Problem to work on
Review the material and extract every line in which the word "this" occurs.

Records supplied
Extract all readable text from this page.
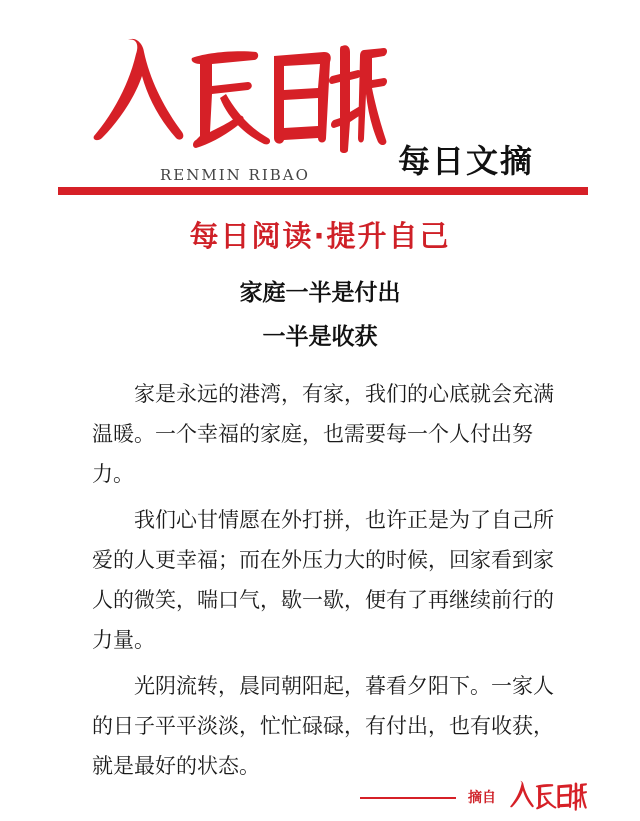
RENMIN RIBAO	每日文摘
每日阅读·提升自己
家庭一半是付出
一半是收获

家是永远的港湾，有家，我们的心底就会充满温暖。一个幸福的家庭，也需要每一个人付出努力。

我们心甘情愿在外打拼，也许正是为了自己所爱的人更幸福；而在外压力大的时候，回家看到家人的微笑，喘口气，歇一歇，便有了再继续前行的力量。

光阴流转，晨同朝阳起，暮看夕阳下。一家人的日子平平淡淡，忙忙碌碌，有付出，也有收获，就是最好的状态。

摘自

--

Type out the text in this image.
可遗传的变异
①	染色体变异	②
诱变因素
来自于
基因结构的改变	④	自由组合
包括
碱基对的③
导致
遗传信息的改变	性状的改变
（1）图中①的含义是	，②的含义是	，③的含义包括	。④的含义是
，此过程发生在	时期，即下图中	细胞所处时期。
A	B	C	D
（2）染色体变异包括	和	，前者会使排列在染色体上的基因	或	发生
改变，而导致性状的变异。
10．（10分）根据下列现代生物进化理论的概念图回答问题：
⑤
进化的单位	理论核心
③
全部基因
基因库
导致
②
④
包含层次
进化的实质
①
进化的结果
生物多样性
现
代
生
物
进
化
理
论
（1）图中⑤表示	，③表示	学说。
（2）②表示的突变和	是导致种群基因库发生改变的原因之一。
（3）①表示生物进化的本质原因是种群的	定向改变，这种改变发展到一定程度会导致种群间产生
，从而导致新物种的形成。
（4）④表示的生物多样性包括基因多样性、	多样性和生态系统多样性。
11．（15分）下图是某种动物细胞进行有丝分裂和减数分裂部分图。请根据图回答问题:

Written solution
Extract all readable text from this page.
Type out the text in this image.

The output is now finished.